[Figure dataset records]
---

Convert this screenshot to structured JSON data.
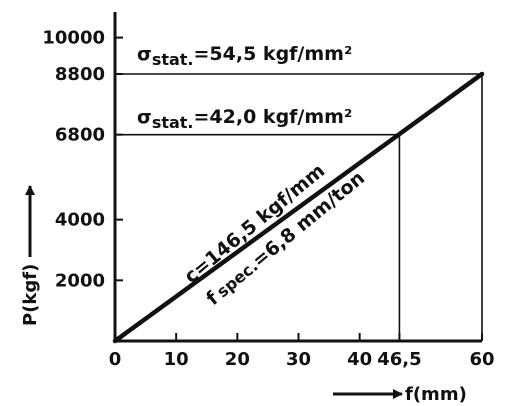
{
  "chart_data": {
    "type": "line",
    "xlabel": "f(mm)",
    "ylabel": "P(kgf)",
    "xlim": [
      0,
      60
    ],
    "ylim": [
      0,
      10000
    ],
    "x_ticks": [
      0,
      10,
      20,
      30,
      40,
      46.5,
      60
    ],
    "x_tick_labels": [
      "0",
      "10",
      "20",
      "30",
      "40",
      "46,5",
      "60"
    ],
    "y_ticks": [
      2000,
      4000,
      6800,
      8800,
      10000
    ],
    "y_tick_labels": [
      "2000",
      "4000",
      "6800",
      "8800",
      "10000"
    ],
    "grid": false,
    "series": [
      {
        "x": [
          0,
          60
        ],
        "y": [
          0,
          8800
        ]
      }
    ],
    "reference_lines": [
      {
        "x": 46.5,
        "y": 6800
      },
      {
        "x": 60,
        "y": 8800
      }
    ],
    "annotations": {
      "sigma_upper": {
        "symbol": "σ",
        "subscript": "stat.",
        "text": "=54,5 kgf/mm²"
      },
      "sigma_lower": {
        "symbol": "σ",
        "subscript": "stat.",
        "text": "=42,0 kgf/mm²"
      },
      "line_label_1": "c=146,5 kgf/mm",
      "line_label_2_prefix": "f",
      "line_label_2_sub": "spec.",
      "line_label_2_suffix": "=6,8 mm/ton"
    }
  }
}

---

= STATED TASK =
All of the material above needs to be restated exactly, with no pictures.

= FINAL RESULT =
Convert this screenshot to structured JSON data.
{
  "chart_data": {
    "type": "line",
    "xlabel": "f(mm)",
    "ylabel": "P(kgf)",
    "xlim": [
      0,
      60
    ],
    "ylim": [
      0,
      10000
    ],
    "x_ticks": [
      0,
      10,
      20,
      30,
      40,
      46.5,
      60
    ],
    "x_tick_labels": [
      "0",
      "10",
      "20",
      "30",
      "40",
      "46,5",
      "60"
    ],
    "y_ticks": [
      2000,
      4000,
      6800,
      8800,
      10000
    ],
    "y_tick_labels": [
      "2000",
      "4000",
      "6800",
      "8800",
      "10000"
    ],
    "grid": false,
    "series": [
      {
        "x": [
          0,
          60
        ],
        "y": [
          0,
          8800
        ]
      }
    ],
    "reference_lines": [
      {
        "x": 46.5,
        "y": 6800
      },
      {
        "x": 60,
        "y": 8800
      }
    ],
    "annotations": {
      "sigma_upper": {
        "symbol": "σ",
        "subscript": "stat.",
        "text": "=54,5 kgf/mm²"
      },
      "sigma_lower": {
        "symbol": "σ",
        "subscript": "stat.",
        "text": "=42,0 kgf/mm²"
      },
      "line_label_1": "c=146,5 kgf/mm",
      "line_label_2_prefix": "f",
      "line_label_2_sub": "spec.",
      "line_label_2_suffix": "=6,8 mm/ton"
    }
  }
}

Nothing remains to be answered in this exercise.